++++ TEXT PROVIDED
Exxon Valdez

I guess the last chapter has been written with the passing of Joe Hazelwood.
I worked the oil spill running a tug at Naked Island for the first summer after the spill. We used to joke that Capt. Joe created more jobs in one day than the Governor did in eight years!
I was always amazed when i would look out and see old tugs and surplus military vessels that I knew were sunk or abandoned in their previous life show up to rake in the big money Exxon was paying.
Almost everything was free to those working the spill. Cigarettes, groceries (meals), and fuel among other items. I almost felt sorry for Exxon being raped for the spill even though it was their fault and liability for the entire mess.


Last I heard Exxon still had a building in Houston full of lawyers working on the case.

I was up there for the spill response as well.
Some other examples of the huge waist of resources were:
Some of the kids running 16 foot aluminium skiffs to set and retrieve containment booms would pull up about ten feet of the yellow poly anchor rode, then cut it and abandon the anchor (40 pound Danforth), and the remainder of the rode. They’d just go get six more anchors and rodes for the next boom move. Those anchors and rodes are still littered on the seafloor all over Prince William Sound.
++++++++
++++ DATA LISTING
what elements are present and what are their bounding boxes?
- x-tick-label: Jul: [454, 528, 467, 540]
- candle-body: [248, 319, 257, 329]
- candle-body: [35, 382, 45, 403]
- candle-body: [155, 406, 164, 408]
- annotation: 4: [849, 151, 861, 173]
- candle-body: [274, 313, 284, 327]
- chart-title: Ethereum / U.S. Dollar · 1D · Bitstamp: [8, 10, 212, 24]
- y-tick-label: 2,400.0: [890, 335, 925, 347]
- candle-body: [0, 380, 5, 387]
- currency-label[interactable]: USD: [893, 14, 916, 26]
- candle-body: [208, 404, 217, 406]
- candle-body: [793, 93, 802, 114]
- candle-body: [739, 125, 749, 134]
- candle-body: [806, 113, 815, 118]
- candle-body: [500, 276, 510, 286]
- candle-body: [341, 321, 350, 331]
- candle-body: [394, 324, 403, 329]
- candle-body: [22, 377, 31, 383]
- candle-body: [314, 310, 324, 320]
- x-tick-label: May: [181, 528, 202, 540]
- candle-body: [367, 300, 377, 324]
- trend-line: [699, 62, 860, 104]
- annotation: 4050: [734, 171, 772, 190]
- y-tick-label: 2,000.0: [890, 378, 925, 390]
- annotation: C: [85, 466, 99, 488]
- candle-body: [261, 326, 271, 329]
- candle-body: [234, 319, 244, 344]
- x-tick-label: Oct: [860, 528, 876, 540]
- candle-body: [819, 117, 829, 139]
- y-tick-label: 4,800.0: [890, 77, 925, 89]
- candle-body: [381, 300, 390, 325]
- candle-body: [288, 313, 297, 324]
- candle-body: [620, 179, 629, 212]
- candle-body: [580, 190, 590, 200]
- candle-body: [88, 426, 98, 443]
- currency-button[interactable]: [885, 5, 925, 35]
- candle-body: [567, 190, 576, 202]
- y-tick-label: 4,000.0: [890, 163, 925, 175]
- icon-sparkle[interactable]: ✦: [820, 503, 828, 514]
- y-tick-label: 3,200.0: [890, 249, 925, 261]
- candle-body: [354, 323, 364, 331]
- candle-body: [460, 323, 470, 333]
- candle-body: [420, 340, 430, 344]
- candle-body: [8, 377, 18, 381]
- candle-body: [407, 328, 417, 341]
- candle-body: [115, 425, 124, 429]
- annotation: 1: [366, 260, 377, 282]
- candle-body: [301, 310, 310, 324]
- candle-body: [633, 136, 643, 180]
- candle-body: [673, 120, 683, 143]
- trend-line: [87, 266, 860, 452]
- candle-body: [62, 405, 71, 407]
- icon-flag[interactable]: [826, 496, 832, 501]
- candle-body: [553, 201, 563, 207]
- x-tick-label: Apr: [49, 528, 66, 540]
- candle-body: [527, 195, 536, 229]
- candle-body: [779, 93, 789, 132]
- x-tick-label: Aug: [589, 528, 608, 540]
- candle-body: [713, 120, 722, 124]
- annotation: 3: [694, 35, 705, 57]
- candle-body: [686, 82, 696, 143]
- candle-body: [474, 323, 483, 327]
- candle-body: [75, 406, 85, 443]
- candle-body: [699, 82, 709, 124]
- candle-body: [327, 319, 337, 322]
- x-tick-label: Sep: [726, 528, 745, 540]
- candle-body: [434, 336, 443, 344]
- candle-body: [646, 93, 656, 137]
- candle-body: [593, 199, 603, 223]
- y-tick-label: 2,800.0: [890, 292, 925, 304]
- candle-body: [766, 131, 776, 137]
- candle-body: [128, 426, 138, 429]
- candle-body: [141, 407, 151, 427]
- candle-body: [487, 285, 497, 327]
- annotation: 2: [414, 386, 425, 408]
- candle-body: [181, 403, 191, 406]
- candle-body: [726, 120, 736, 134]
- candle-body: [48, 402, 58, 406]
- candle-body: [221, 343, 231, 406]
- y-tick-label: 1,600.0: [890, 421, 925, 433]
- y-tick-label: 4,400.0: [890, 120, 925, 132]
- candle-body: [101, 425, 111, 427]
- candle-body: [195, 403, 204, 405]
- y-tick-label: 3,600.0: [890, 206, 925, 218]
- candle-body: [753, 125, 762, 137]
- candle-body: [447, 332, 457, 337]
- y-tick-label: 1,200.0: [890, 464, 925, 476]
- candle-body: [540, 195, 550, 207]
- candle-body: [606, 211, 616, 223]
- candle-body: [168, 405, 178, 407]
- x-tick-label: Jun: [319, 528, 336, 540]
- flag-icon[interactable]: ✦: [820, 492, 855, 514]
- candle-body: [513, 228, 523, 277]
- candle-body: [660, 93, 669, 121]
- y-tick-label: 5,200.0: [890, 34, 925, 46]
++++++++
WHAT YOU SHOULD DO
Can you duplicate the part of the Exxon Valdez text from "I guess the" up to and including "response as well."?

IN RESPONSE
I guess the last chapter has been written with the passing of Joe Hazelwood.
I worked the oil spill running a tug at Naked Island for the first summer after the spill. We used to joke that Capt. Joe created more jobs in one day than the Governor did in eight years!
I was always amazed when i would look out and see old tugs and surplus military vessels that I knew were sunk or abandoned in their previous life show up to rake in the big money Exxon was paying.
Almost everything was free to those working the spill. Cigarettes, groceries (meals), and fuel among other items. I almost felt sorry for Exxon being raped for the spill even though it was their fault and liability for the entire mess.


Last I heard Exxon still had a building in Houston full of lawyers working on the case.

I was up there for the spill response as well.